▼▼▼
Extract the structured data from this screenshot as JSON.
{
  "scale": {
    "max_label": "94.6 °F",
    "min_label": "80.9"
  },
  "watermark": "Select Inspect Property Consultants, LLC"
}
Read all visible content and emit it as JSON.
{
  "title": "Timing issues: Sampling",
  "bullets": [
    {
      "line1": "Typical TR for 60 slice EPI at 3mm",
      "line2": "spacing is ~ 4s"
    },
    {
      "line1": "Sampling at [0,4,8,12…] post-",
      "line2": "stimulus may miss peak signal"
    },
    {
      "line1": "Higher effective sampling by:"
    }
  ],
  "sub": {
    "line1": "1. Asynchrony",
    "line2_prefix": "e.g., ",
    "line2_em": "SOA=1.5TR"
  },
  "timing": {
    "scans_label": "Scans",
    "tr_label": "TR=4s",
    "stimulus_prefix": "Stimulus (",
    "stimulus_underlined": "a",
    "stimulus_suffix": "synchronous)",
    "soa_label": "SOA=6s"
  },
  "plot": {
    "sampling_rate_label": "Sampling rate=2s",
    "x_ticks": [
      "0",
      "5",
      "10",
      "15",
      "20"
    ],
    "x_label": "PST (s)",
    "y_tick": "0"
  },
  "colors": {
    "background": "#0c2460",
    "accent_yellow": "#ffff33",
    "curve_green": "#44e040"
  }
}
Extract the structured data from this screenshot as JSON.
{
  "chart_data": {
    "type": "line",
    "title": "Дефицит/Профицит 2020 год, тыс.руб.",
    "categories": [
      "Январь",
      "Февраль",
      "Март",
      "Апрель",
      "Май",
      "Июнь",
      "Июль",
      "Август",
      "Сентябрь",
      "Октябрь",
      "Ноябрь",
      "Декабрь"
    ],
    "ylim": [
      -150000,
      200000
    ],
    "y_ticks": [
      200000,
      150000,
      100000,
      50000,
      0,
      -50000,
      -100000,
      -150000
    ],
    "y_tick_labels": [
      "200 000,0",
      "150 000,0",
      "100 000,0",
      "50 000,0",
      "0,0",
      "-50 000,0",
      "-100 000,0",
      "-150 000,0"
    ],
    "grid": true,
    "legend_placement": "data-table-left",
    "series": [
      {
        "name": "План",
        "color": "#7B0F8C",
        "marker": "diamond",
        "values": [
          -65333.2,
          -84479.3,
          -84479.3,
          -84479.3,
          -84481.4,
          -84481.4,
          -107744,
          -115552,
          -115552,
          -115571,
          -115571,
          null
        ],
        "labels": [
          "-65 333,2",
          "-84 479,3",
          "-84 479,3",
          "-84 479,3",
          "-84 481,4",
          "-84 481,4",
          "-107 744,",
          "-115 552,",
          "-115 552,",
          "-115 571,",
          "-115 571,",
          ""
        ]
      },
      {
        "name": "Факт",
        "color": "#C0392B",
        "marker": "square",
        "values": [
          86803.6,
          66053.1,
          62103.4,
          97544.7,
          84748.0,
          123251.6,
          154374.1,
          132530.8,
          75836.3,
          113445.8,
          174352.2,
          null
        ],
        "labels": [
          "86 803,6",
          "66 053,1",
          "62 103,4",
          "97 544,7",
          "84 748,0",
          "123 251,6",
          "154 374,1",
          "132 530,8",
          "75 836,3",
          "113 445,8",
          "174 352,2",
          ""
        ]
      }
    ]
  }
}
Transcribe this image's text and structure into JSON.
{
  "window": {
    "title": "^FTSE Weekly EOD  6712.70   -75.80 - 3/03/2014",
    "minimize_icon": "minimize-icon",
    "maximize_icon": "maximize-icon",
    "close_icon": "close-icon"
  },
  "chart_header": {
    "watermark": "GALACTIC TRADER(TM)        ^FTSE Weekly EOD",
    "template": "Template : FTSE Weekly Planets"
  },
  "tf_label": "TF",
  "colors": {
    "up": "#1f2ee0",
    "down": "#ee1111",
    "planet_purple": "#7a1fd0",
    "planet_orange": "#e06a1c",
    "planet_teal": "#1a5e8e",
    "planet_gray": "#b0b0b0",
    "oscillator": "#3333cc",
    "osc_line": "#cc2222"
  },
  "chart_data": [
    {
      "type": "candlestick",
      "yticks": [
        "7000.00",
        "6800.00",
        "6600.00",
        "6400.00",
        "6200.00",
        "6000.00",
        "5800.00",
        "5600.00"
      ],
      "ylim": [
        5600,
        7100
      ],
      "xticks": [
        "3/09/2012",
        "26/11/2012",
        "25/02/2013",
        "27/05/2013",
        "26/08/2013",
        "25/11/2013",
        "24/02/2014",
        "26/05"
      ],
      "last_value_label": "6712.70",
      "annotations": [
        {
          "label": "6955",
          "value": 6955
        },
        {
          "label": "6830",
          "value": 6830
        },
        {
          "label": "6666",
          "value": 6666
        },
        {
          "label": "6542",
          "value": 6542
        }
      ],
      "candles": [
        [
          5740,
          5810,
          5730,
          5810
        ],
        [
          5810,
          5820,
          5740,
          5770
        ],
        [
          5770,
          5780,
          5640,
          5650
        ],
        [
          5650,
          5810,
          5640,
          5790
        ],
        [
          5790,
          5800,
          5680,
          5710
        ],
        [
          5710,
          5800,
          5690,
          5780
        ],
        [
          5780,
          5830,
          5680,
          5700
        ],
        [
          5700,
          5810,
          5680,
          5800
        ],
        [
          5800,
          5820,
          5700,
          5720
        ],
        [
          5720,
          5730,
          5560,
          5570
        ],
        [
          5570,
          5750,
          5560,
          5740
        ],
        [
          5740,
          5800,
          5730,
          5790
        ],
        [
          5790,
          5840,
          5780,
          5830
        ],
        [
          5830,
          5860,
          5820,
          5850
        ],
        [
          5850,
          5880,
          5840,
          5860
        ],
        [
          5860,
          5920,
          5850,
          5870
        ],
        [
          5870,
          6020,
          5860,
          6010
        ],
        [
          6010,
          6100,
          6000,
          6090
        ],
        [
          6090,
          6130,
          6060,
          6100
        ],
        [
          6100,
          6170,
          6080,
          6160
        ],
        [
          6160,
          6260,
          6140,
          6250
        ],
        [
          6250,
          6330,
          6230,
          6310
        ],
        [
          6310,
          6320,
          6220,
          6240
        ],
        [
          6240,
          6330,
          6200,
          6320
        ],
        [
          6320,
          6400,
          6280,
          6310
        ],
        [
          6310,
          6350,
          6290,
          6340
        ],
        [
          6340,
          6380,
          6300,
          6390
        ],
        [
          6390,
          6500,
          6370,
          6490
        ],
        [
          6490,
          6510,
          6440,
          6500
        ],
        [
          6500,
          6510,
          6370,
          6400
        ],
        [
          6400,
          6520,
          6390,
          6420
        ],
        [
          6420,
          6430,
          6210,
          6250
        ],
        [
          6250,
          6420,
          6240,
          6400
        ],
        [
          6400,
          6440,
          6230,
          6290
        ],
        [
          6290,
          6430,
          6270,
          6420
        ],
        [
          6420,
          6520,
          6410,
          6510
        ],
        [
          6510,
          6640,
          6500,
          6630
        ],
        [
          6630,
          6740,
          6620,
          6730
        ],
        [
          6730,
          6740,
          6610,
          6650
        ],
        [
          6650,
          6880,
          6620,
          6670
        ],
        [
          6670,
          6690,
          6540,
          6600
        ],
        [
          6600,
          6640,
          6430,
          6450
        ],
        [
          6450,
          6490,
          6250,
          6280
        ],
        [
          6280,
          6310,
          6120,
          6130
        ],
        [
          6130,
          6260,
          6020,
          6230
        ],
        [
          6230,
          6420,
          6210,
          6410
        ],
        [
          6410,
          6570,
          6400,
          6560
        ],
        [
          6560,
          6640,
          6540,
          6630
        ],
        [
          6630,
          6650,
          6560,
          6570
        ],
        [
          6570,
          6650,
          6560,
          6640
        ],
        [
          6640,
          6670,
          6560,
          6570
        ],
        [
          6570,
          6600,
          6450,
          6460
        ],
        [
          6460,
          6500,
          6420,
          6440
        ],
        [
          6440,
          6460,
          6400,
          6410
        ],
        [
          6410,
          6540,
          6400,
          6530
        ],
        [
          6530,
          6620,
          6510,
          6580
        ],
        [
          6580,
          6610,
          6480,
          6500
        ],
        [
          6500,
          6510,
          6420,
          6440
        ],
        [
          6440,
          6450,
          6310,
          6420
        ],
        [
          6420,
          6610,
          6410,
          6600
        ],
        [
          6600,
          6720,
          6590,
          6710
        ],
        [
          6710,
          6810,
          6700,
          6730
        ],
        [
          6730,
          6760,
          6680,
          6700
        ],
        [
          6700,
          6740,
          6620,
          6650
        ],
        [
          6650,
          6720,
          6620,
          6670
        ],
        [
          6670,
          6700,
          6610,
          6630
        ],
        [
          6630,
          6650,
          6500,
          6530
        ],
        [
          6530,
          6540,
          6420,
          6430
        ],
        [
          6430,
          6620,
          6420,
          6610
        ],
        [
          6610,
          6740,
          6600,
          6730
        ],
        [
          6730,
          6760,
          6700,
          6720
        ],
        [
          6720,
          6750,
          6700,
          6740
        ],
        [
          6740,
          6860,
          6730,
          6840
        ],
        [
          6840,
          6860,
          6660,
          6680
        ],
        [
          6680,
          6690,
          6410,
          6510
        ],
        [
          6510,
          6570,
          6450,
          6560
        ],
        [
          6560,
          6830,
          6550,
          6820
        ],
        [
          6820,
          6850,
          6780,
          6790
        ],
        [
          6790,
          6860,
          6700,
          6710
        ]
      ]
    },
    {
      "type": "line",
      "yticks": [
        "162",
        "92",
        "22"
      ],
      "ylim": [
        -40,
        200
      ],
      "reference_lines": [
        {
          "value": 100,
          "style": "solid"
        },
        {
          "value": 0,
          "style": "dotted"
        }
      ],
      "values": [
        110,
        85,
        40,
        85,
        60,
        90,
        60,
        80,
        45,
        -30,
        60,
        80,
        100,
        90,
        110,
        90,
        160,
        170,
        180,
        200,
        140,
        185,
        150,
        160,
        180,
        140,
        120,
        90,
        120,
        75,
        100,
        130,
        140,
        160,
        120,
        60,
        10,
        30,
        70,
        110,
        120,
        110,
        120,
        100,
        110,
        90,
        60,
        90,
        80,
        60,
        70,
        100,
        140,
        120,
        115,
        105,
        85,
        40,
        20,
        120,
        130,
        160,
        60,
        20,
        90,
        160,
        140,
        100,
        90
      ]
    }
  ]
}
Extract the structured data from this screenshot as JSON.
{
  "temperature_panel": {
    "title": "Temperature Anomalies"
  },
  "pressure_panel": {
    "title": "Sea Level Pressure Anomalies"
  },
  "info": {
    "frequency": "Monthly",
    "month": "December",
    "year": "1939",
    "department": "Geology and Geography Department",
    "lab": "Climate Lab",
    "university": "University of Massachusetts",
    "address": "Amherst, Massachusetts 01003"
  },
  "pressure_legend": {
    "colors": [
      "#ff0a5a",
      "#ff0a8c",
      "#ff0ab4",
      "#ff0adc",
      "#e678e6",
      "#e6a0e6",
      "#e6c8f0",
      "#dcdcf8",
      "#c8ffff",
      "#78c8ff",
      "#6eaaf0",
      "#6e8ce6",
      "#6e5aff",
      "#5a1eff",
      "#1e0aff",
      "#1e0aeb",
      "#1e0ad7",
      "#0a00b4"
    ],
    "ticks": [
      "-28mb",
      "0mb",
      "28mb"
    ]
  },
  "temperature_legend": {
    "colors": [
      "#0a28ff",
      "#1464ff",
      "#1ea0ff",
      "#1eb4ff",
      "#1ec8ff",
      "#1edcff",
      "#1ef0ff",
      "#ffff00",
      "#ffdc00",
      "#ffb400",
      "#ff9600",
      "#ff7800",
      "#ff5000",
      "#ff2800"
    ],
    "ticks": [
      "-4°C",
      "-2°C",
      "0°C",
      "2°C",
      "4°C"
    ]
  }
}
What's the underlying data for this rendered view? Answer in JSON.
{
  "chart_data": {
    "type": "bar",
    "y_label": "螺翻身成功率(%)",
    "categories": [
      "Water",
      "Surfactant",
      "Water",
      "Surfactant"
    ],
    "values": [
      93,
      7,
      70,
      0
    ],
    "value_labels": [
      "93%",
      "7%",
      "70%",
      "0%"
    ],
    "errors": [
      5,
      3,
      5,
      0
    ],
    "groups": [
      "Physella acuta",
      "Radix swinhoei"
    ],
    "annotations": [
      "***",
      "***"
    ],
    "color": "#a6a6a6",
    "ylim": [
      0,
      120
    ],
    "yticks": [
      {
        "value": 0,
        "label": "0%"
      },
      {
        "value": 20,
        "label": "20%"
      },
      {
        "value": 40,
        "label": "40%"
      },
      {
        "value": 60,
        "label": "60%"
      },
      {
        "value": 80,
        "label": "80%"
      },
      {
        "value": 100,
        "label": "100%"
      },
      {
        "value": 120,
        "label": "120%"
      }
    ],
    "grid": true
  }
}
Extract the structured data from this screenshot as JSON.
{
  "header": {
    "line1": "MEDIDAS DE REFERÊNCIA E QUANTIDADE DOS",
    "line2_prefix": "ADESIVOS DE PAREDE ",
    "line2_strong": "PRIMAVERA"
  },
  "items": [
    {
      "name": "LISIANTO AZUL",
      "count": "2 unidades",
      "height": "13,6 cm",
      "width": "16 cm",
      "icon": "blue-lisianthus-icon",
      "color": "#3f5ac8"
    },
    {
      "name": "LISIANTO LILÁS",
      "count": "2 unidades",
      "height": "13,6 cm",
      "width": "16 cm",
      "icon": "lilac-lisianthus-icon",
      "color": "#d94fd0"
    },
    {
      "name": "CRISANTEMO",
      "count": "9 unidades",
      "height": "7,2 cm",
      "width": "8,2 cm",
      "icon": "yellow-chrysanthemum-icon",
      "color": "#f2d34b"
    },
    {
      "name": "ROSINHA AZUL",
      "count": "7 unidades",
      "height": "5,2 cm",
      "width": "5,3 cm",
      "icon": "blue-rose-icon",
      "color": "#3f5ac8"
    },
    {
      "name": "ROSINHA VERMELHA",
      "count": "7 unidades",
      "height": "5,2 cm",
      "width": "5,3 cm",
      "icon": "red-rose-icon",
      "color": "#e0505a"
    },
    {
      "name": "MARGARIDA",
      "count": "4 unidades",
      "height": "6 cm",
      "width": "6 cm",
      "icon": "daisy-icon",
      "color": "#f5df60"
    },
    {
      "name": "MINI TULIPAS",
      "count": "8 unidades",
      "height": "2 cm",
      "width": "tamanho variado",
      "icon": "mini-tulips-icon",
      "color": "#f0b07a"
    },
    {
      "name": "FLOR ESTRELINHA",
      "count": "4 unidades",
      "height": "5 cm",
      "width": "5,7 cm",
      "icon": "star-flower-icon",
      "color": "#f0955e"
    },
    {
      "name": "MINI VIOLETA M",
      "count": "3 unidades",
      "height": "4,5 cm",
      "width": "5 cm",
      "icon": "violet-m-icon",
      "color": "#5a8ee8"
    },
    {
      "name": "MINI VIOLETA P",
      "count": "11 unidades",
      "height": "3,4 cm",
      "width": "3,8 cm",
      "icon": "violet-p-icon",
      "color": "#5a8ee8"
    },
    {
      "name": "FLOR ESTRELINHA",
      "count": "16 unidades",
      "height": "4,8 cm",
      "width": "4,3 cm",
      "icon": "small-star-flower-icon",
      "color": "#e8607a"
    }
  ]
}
▲▲▲
WHAT YOU HAVE TO DO
Your task is to gather all lines from the entries above that hold the word "flower".

RESULT OF THIS TASK
      "icon": "star-flower-icon",
      "icon": "small-star-flower-icon",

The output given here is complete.